- Your goal:
Quote precisely the final stretch of the listing: start at the line containing "Extract all readable text from this page." and stop after the last line.

- Exercise data:
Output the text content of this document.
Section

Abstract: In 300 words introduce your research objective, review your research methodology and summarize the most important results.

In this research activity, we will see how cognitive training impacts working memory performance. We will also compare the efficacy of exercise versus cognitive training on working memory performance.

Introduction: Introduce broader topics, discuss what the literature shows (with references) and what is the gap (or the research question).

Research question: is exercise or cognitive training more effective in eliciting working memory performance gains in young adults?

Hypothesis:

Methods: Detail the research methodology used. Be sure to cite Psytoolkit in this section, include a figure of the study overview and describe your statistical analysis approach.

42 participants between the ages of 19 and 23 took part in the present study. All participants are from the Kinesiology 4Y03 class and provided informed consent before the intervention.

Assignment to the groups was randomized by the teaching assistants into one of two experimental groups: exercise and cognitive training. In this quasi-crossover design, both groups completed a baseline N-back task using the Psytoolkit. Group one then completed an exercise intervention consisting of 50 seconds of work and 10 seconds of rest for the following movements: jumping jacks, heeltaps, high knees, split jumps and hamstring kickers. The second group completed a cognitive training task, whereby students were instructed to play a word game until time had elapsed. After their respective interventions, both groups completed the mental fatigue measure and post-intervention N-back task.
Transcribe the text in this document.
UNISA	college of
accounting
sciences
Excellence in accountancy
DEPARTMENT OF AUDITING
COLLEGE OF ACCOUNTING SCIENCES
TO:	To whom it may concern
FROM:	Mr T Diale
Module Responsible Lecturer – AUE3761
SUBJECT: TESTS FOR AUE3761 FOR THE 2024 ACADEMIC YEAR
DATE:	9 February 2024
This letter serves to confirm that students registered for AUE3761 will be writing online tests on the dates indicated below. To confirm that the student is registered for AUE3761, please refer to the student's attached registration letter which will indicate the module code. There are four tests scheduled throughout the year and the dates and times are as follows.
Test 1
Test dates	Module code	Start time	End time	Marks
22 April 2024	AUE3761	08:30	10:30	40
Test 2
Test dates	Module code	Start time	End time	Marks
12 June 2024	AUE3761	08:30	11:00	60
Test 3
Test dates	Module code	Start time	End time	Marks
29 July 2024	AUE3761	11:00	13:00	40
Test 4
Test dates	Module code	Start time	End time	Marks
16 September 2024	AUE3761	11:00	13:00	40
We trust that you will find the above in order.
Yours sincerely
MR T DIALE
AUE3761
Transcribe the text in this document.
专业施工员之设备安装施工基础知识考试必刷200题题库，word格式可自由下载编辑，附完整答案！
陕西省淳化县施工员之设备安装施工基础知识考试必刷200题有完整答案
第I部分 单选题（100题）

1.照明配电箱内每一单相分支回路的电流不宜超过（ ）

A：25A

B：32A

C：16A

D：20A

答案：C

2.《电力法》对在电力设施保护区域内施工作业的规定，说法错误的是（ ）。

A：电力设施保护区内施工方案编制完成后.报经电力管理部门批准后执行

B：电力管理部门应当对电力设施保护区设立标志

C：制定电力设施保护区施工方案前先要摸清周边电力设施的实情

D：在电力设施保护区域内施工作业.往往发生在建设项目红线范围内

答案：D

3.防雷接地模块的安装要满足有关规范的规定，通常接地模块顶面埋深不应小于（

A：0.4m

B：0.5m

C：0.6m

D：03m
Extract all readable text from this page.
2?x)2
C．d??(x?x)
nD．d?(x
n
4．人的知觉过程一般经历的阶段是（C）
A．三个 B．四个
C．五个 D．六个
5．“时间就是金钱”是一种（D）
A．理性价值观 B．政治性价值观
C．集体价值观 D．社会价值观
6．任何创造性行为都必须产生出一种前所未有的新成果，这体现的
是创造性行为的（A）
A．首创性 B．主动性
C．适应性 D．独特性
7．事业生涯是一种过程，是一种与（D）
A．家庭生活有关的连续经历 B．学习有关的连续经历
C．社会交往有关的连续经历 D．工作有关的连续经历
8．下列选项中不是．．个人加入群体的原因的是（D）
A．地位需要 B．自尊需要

- Output for this task:
Extract all readable text from this page.
2?x)2
C．d??(x?x)
nD．d?(x
n
4．人的知觉过程一般经历的阶段是（C）
A．三个 B．四个
C．五个 D．六个
5．“时间就是金钱”是一种（D）
A．理性价值观 B．政治性价值观
C．集体价值观 D．社会价值观
6．任何创造性行为都必须产生出一种前所未有的新成果，这体现的
是创造性行为的（A）
A．首创性 B．主动性
C．适应性 D．独特性
7．事业生涯是一种过程，是一种与（D）
A．家庭生活有关的连续经历 B．学习有关的连续经历
C．社会交往有关的连续经历 D．工作有关的连续经历
8．下列选项中不是．．个人加入群体的原因的是（D）
A．地位需要 B．自尊需要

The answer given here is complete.